- _EXERCISE AIM_: Pull each line holding the word "icon" from the data.

- _Records contained in a dataset_:
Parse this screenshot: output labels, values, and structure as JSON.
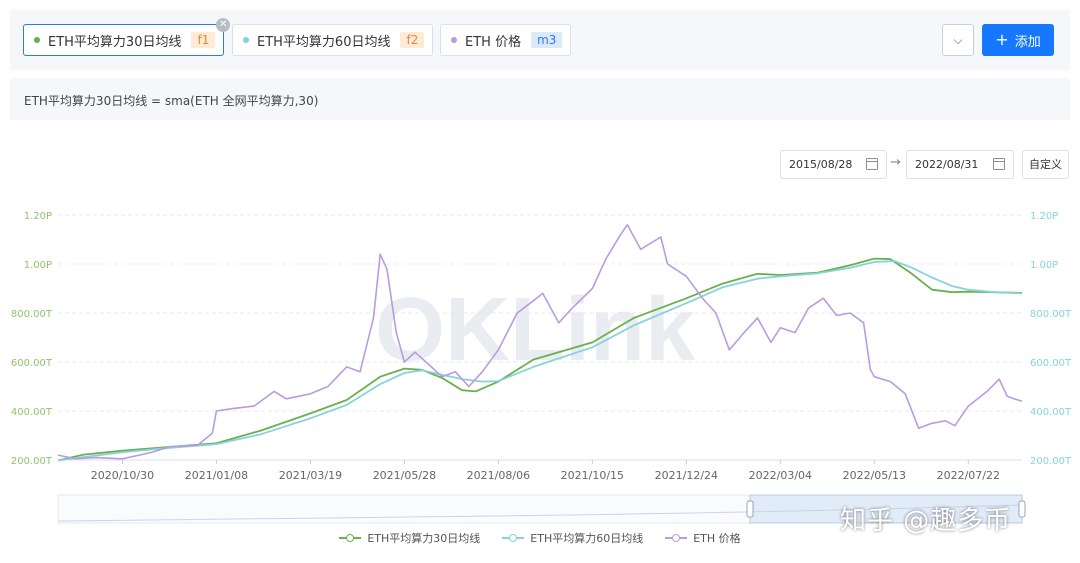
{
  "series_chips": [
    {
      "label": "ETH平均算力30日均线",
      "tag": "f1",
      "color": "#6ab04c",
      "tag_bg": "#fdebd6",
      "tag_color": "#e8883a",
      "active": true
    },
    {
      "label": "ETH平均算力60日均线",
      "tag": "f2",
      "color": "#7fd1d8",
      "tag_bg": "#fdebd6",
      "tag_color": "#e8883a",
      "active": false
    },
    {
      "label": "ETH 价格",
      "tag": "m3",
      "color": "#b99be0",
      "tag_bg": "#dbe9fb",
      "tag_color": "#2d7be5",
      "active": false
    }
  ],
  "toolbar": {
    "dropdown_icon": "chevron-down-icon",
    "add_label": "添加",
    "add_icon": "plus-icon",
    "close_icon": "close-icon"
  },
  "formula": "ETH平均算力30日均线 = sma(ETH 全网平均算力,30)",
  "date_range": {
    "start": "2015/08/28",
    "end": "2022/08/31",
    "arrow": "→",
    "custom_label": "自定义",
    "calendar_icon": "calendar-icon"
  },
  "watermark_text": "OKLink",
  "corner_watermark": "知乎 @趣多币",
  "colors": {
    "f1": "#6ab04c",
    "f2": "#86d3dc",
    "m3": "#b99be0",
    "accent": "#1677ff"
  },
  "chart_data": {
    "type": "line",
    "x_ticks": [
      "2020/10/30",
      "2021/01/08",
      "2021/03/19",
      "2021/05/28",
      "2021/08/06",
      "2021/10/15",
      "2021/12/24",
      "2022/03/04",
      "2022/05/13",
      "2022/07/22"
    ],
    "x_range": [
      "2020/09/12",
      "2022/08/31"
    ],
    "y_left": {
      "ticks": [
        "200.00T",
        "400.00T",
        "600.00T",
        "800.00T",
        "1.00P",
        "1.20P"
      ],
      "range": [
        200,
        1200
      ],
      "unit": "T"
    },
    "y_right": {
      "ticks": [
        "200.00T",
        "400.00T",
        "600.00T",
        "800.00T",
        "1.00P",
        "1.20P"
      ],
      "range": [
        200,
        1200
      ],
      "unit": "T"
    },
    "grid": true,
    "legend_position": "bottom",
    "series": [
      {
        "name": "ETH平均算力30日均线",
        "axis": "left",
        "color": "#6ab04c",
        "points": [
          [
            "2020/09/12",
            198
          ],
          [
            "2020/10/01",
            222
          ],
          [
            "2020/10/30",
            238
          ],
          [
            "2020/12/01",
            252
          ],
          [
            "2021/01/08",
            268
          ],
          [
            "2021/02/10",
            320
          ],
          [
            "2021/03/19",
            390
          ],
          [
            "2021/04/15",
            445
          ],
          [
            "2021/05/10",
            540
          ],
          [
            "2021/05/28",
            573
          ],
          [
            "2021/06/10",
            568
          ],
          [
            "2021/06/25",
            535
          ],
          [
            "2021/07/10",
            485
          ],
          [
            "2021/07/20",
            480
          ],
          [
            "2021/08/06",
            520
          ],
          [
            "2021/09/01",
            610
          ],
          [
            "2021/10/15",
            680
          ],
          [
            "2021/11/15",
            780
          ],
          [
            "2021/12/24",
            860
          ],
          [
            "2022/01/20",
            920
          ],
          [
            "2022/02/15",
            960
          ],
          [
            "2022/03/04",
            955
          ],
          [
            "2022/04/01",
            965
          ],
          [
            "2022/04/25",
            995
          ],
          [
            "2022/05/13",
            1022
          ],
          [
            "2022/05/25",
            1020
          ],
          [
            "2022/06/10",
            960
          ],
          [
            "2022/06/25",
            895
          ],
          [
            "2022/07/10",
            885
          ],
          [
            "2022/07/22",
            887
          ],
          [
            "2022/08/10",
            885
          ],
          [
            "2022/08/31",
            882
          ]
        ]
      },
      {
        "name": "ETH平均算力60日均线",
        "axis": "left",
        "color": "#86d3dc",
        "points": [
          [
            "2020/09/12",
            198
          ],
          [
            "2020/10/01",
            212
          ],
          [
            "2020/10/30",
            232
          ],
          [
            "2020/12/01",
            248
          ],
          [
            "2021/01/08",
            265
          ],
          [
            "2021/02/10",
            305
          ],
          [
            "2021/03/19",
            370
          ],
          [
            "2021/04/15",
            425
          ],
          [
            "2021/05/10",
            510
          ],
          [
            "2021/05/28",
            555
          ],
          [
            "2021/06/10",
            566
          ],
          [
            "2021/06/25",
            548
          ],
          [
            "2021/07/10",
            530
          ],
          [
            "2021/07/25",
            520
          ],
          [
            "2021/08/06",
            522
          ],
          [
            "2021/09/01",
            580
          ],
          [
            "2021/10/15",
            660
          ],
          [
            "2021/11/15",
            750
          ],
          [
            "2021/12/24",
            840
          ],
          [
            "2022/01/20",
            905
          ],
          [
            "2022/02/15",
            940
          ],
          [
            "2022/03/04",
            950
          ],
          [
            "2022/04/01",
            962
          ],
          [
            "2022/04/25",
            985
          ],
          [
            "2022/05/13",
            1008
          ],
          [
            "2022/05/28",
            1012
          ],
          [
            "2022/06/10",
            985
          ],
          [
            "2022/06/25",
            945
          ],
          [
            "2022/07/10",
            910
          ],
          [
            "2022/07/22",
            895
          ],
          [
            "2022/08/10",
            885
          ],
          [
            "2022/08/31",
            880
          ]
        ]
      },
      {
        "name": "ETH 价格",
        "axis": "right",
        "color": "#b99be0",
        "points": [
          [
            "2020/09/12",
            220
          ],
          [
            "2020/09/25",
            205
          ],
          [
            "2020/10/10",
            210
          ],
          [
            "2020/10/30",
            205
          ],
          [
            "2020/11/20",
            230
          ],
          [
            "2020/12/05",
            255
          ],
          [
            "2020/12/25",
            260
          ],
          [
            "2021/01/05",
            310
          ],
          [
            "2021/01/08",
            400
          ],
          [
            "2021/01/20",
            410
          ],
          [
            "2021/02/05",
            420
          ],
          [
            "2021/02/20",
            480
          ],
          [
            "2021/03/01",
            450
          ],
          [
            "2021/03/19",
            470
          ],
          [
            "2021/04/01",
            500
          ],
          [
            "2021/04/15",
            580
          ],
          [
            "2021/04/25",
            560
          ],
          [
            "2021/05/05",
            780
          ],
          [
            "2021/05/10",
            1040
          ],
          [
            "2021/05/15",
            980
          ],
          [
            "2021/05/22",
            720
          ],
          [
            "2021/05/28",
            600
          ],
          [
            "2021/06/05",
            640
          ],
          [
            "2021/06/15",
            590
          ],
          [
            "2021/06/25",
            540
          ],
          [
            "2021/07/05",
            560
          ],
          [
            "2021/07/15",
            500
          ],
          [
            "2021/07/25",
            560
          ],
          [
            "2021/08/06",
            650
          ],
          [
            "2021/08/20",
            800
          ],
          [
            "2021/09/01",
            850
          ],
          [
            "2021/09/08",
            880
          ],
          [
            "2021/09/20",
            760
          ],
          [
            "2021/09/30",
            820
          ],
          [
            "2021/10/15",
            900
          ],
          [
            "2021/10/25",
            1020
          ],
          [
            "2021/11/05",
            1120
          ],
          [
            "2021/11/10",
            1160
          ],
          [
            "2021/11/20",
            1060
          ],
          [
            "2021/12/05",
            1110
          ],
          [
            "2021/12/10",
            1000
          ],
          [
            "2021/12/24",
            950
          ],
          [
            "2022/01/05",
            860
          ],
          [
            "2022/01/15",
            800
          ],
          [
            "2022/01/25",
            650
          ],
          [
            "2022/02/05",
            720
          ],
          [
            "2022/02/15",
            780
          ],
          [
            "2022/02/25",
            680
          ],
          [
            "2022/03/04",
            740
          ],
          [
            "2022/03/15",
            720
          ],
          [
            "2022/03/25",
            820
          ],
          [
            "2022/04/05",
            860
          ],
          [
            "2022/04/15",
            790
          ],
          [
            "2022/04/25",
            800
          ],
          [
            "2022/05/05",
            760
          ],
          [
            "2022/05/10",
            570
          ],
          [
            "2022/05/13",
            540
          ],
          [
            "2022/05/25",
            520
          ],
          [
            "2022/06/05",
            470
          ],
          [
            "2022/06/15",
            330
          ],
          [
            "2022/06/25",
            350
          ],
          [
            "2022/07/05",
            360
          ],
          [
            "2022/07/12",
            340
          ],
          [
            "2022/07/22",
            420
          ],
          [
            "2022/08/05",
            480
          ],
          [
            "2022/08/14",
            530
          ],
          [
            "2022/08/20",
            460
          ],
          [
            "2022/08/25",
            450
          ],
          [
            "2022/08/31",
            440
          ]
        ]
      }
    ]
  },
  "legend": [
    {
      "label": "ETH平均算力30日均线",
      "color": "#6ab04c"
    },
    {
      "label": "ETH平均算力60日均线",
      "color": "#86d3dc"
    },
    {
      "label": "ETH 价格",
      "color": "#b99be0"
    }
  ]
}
---
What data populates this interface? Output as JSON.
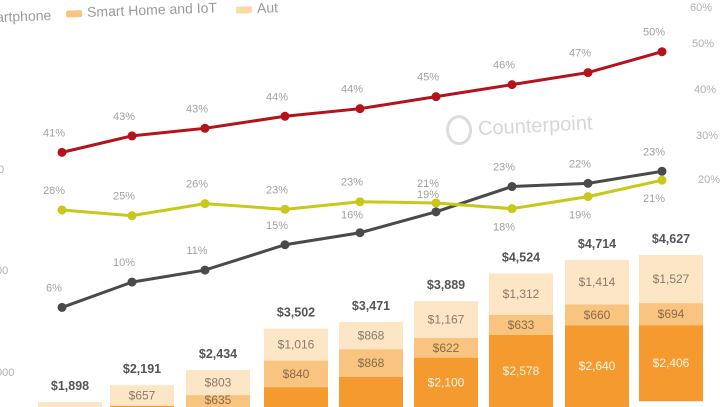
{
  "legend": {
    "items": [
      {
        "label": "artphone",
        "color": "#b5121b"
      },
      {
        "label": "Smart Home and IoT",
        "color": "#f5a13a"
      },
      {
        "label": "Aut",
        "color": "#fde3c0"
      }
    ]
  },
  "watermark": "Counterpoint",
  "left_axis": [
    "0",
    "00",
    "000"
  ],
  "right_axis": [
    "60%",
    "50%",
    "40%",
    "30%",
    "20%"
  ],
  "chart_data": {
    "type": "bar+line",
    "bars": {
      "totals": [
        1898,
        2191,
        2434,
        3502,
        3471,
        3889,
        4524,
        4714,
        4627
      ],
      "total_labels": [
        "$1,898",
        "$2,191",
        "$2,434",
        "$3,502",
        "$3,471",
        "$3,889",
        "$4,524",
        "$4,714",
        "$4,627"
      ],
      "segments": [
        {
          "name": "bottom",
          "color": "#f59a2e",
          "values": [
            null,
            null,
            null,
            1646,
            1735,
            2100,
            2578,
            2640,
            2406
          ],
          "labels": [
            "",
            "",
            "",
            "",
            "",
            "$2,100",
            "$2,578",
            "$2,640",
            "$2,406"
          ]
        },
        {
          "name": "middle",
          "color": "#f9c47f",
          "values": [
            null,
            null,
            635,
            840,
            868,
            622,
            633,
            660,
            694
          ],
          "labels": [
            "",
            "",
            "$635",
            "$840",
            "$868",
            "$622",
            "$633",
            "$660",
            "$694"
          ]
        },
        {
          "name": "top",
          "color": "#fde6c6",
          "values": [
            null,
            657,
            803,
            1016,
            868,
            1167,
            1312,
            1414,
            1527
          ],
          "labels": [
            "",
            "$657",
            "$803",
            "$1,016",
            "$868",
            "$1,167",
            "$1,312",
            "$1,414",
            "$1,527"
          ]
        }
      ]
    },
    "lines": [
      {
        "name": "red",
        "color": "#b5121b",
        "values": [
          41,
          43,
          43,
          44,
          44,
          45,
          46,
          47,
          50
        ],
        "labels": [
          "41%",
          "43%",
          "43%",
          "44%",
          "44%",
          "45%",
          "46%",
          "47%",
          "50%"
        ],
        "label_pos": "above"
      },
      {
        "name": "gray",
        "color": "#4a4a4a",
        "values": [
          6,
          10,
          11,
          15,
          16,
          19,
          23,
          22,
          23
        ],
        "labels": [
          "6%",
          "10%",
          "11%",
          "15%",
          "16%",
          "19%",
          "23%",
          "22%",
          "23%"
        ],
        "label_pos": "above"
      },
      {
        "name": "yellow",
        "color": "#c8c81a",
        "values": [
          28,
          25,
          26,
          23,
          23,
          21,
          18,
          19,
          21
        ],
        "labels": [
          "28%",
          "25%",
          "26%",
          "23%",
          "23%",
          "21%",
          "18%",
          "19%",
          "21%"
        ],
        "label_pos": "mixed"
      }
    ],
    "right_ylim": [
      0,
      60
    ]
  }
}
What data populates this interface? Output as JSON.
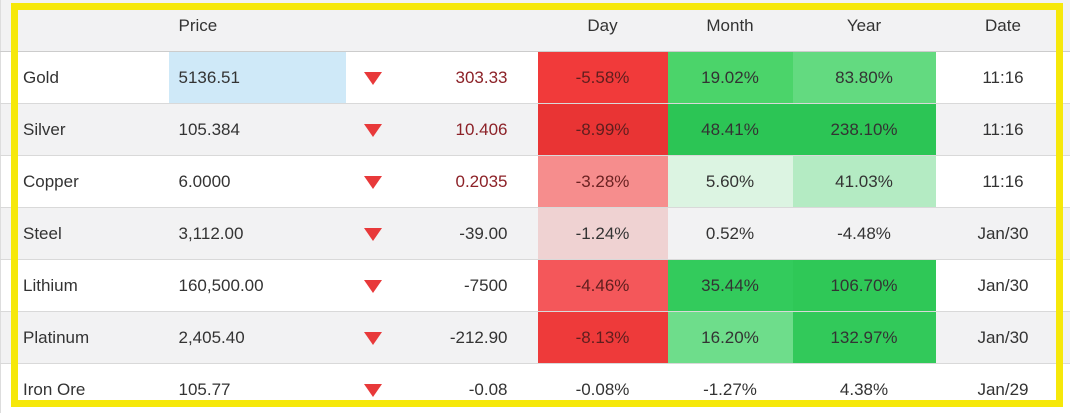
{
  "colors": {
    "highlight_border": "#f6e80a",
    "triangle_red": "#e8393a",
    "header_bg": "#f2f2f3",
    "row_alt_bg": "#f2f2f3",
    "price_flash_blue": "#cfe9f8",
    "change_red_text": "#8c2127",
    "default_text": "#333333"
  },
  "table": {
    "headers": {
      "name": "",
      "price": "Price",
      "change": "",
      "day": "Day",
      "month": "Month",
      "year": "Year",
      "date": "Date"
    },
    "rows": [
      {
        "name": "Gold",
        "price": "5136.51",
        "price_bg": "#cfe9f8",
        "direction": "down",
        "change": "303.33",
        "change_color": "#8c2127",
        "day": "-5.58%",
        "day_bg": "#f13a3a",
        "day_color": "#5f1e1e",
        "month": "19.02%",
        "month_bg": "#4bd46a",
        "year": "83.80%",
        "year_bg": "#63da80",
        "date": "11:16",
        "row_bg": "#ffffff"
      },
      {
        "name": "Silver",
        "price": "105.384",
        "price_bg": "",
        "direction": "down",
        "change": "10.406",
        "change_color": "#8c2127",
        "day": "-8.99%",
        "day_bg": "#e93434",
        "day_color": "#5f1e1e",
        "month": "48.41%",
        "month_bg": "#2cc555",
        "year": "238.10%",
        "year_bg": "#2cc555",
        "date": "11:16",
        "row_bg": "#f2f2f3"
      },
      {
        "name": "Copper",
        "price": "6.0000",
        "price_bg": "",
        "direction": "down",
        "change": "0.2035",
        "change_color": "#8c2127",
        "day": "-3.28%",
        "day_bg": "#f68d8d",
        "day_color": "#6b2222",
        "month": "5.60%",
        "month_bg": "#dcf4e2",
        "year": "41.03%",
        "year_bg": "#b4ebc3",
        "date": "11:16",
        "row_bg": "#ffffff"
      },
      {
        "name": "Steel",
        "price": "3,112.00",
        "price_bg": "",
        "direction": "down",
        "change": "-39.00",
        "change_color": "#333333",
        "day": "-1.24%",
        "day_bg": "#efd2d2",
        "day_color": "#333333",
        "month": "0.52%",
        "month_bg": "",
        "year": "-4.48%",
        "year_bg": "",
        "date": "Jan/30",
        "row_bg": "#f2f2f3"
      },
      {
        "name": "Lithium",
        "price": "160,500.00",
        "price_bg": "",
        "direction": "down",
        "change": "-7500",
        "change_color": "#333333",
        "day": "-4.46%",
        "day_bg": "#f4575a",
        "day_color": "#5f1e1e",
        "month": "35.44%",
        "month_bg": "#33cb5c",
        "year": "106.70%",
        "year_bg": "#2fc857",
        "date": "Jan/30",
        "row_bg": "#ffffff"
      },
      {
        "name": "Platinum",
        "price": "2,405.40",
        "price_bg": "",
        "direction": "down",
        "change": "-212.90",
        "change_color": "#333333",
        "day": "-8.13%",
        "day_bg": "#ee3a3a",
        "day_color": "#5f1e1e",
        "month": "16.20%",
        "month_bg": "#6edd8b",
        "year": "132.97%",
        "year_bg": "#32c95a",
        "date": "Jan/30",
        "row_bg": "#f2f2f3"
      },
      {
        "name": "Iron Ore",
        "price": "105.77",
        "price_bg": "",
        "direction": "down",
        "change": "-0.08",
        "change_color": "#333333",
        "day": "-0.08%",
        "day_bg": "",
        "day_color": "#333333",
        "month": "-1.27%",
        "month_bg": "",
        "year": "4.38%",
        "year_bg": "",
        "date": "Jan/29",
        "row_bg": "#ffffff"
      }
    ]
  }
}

- _RESPONSE TO THE TASK_:
    "dropdown_icon": "chevron-down-icon",
    "add_icon": "plus-icon",
    "close_icon": "close-icon"
    "calendar_icon": "calendar-icon"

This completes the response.